§ TRECHO DO TEXTO

········

Zuenir Ventura |
Houve um tempo em que “mal de coluna” (não a cervical, mas a de jornal) era a
falta de assunto; hoje é o excesso. Anda difícil escolher um tema diante de
tanta oferta. Tem o barraco supremo do juiz do STF xingando o colega de
“velhaco”. Tem a insegurança crônica no Rio, que registra o assalto, num só
dia, a 19 turistas a caminho do Corcovado. Tem a condenação de Rosinha e tem o
casal Mônica Moura e João Santana, marqueteiros dos expresidentes Lula e Dilma,
fazendo afirmações surpreendentes, como se ainda houvesse com o que se
surpreender nessa história. Só na primeira página de ontem, ela aparece dizendo
que recebeu numa mala R$ 800 mil de um antigo ministro, hoje governador, e US$
11 milhões de Nicolás Maduro, quando chanceler da Venezuela. [...].

········

§ ITENS FORNECIDOS

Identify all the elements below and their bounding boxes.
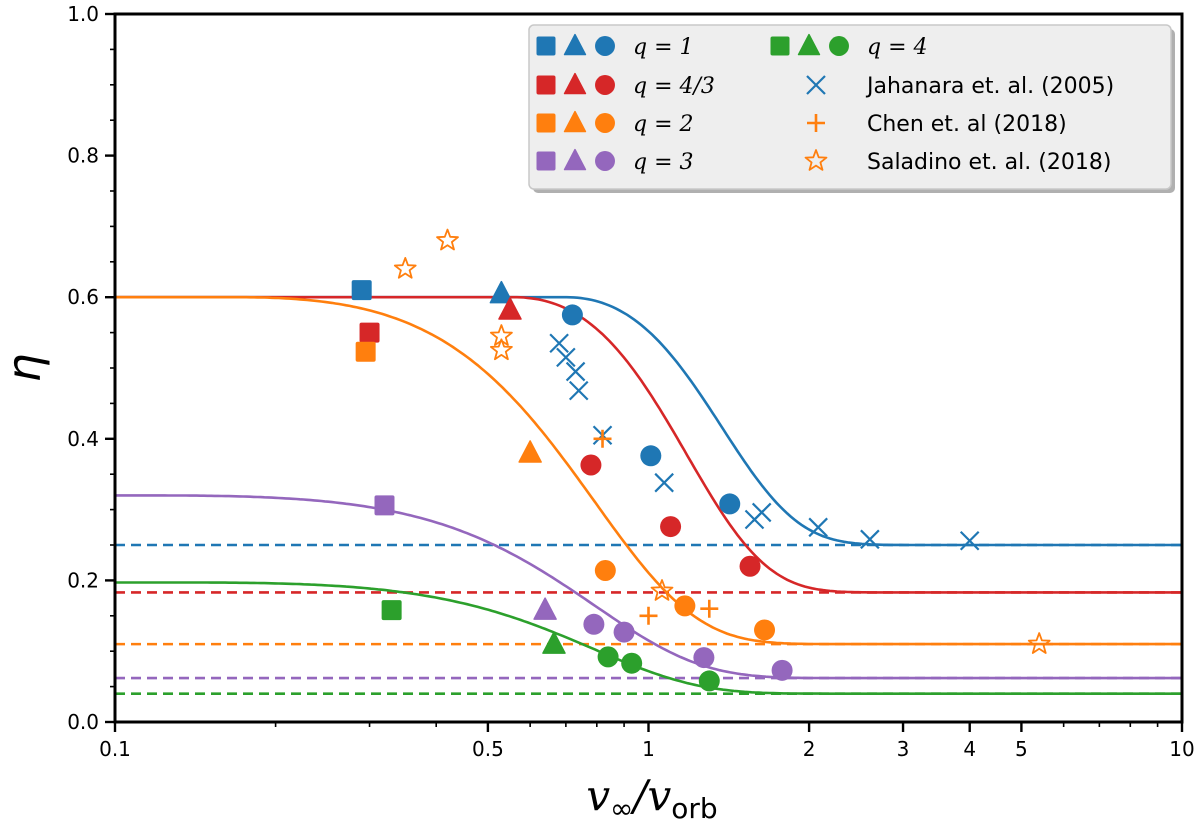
x-axis-label-mid: /v — [629, 771, 671, 820]
legend-label-reference-2: Saladino et. al. (2018) — [867, 150, 1111, 175]
legend-label-q-3: q = 3 — [633, 150, 694, 175]
legend-label-reference-1: Chen et. al (2018) — [867, 112, 1067, 137]
legend-label-q-1: q = 4/3 — [633, 74, 715, 99]
reference-0-point-3 — [568, 380, 589, 401]
series-2-circle-point-1 — [674, 595, 696, 617]
x-tick-label-0: 0.1 — [99, 737, 131, 761]
series-4-circle-point-2 — [698, 670, 720, 692]
reference-0-point-5 — [654, 472, 674, 493]
legend-circle-marker-3 — [595, 151, 615, 171]
x-tick-label-3: 2 — [803, 737, 816, 761]
legend-square-marker-0 — [536, 36, 556, 56]
reference-1-point-0 — [593, 429, 612, 448]
x-tick-label-5: 4 — [963, 737, 976, 761]
y-tick-label-3: 0.6 — [67, 285, 99, 309]
series-4-circle-point-0 — [597, 646, 619, 668]
legend-circle-marker-4 — [829, 36, 849, 56]
x-axis-label-sub2: orb — [671, 792, 717, 821]
x-axis-label: v∞/vorb — [586, 771, 717, 821]
legend-circle-marker-1 — [595, 75, 615, 95]
y-axis-label: η — [0, 353, 51, 382]
reference-0-point-0 — [549, 333, 569, 353]
reference-0-point-10 — [959, 530, 980, 551]
y-tick-label-4: 0.8 — [67, 144, 99, 168]
series-1-circle-point-0 — [580, 454, 602, 476]
fit-curve-1 — [115, 295, 1182, 594]
series-1-circle-point-2 — [739, 555, 761, 577]
series-3-circle-point-3 — [771, 659, 793, 681]
legend-triangle-marker-4 — [797, 33, 821, 56]
reference-2-point-3 — [489, 338, 513, 361]
legend-label-q-4: q = 4 — [867, 35, 928, 60]
series-0-circle-point-1 — [640, 445, 662, 467]
fit-curve-2 — [115, 295, 1182, 646]
reference-0-point-1 — [556, 347, 576, 368]
fit-curve-4 — [115, 581, 1182, 695]
y-tick-label-5: 1.0 — [67, 2, 99, 26]
series-2-circle-point-0 — [594, 559, 616, 581]
series-3-circle-point-2 — [693, 647, 715, 669]
reference-2-point-4 — [650, 579, 674, 601]
x-tick-label-1: 0.5 — [472, 737, 504, 761]
series-0-square-point-0 — [351, 280, 372, 301]
legend-square-marker-3 — [536, 151, 556, 171]
fit-curves — [115, 295, 1182, 695]
series-2-triangle-point-0 — [518, 440, 542, 463]
x-tick-label-2: 1 — [642, 737, 655, 761]
series-4-triangle-point-0 — [542, 631, 566, 654]
y-tick-label-2: 0.4 — [67, 427, 99, 451]
series-0-triangle-point-0 — [489, 280, 514, 304]
series-0-circle-point-2 — [719, 493, 741, 515]
series-4-circle-point-1 — [621, 652, 643, 674]
x-tick-label-7: 10 — [1169, 737, 1194, 761]
reference-0-point-7 — [751, 502, 772, 523]
legend-reference-marker-0 — [806, 75, 826, 95]
x-axis-label-sub1: ∞ — [610, 792, 633, 821]
legend-triangle-marker-2 — [563, 110, 587, 133]
legend-square-marker-4 — [770, 36, 790, 56]
legend-label-q-0: q = 1 — [633, 35, 694, 60]
series-2-square-point-0 — [355, 341, 376, 362]
series-3-circle-point-1 — [613, 621, 635, 643]
reference-2-point-1 — [436, 228, 459, 251]
legend: q = 1 q = 4/3 q = 2 q = 3 q = 4 Jahanara et. … — [528, 24, 1175, 193]
reference-2-point-5 — [1027, 632, 1051, 654]
series-0-circle-point-0 — [561, 304, 583, 326]
legend-square-marker-1 — [536, 75, 556, 95]
series-3-circle-point-0 — [583, 613, 605, 635]
legend-reference-marker-1 — [807, 114, 825, 132]
legend-triangle-marker-3 — [563, 148, 587, 171]
legend-circle-marker-0 — [595, 36, 615, 56]
series-3-square-point-0 — [374, 495, 395, 516]
fit-curve-3 — [115, 494, 1182, 680]
legend-triangle-marker-1 — [563, 72, 587, 95]
legend-triangle-marker-0 — [563, 33, 587, 56]
data-points — [351, 228, 1051, 692]
series-2-circle-point-2 — [754, 619, 776, 641]
reference-2-point-0 — [393, 256, 417, 279]
reference-0-point-2 — [565, 361, 586, 382]
series-1-circle-point-1 — [660, 516, 682, 538]
series-1-triangle-point-0 — [498, 297, 522, 320]
y-tick-label-1: 0.2 — [67, 568, 99, 592]
series-3-triangle-point-0 — [533, 597, 557, 620]
axes: 0.0 0.2 0.4 0.6 0.8 1.0 0.1 0.5 1 2 3 4 5 10 — [67, 2, 1195, 761]
series-4-square-point-0 — [381, 600, 402, 621]
series-1-square-point-0 — [359, 322, 380, 343]
x-axis-label-main: v — [586, 771, 610, 820]
x-tick-label-4: 3 — [897, 737, 910, 761]
legend-label-q-2: q = 2 — [633, 112, 694, 137]
legend-square-marker-2 — [536, 113, 556, 133]
legend-box — [528, 24, 1172, 190]
reference-0-point-9 — [860, 529, 880, 550]
y-tick-label-0: 0.0 — [67, 710, 99, 734]
legend-label-reference-0: Jahanara et. al. (2005) — [865, 74, 1114, 99]
reference-0-point-8 — [808, 517, 828, 538]
reference-1-point-1 — [639, 606, 658, 625]
x-tick-label-6: 5 — [1015, 737, 1028, 761]
legend-reference-marker-2 — [804, 149, 828, 171]
reference-1-point-2 — [700, 599, 719, 618]
legend-circle-marker-2 — [595, 113, 615, 133]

········

§ INSTRUÇÕES
A. Reescreva como uma lista mais curta o parágrafo do texto sobre o excesso de assuntos na coluna de jornal que começa com "Houve um tempo em que". Mantenha os fatos principais.
B. Dê continuidade ao texto sobre o excesso de assuntos na coluna de jornal a partir do ponto em que ele termina.

§ RESPOSTAS DADAS
A.
Antes, o problema da coluna de jornal era a falta de assunto. Hoje é o excesso, e fica difícil escolher um tema. Entre as opções estão:
- o barraco no STF, em que um juiz xingou o colega de "velhaco";
- a insegurança crônica no Rio, onde 19 turistas a caminho do Corcovado foram assaltados num só dia;
- a condenação de Rosinha;
- as afirmações do casal Mônica Moura e João Santana, marqueteiros dos ex-presidentes Lula e Dilma. Na primeira página de ontem, ela diz ter recebido numa mala R$ 800 mil de um antigo ministro, hoje governador, e US$ 11 milhões de Nicolás Maduro, quando chanceler da Venezuela.

B.
Tudo surgiu
justamente no dia seguinte ao do depoimento de Lula em Curitiba, quando
respondeu 82 vezes “não sei” ao juiz Sergio Moro (a conta é do repórter Felipe
Branco Cruz), num desempenho que correspondeu ao que se propôs. Como começou
dizendo que aquele processo era uma “farsa”, ele agiu como ator, com direito a
inventar, criar, ser incoerente e a faltar com a verdade, o que, vamos convir,
a política permite, ainda mais que o juiz havia declarado que o depoente podia
até mentir.
Lula chegou a
recusar por vezes o papel principal, repassando-o a dona Marisa, que em vida
foi tão discreta e agora passava a protagonista de alguns malfeitos atribuídos
ao marido. Ele às vezes foi over, e exagerou, ao fingir não saber, por exemplo,
o que a imprensa noticiou fartamente na época que um diretor da Petrobras
devolvera R$ 204 milhões roubados. “Quanto que ele devolveu?”, perguntou
candidamente. “Roubou muito, hein!”, comentou. Outro número, e esse de fazer
rir, foi a negação de que mantinha influência no PT, ele, que é desde a
fundação a própria encarnação do partido, sendo capaz de eleger até um poste
presidente, ou presidenta, como sempre se disse.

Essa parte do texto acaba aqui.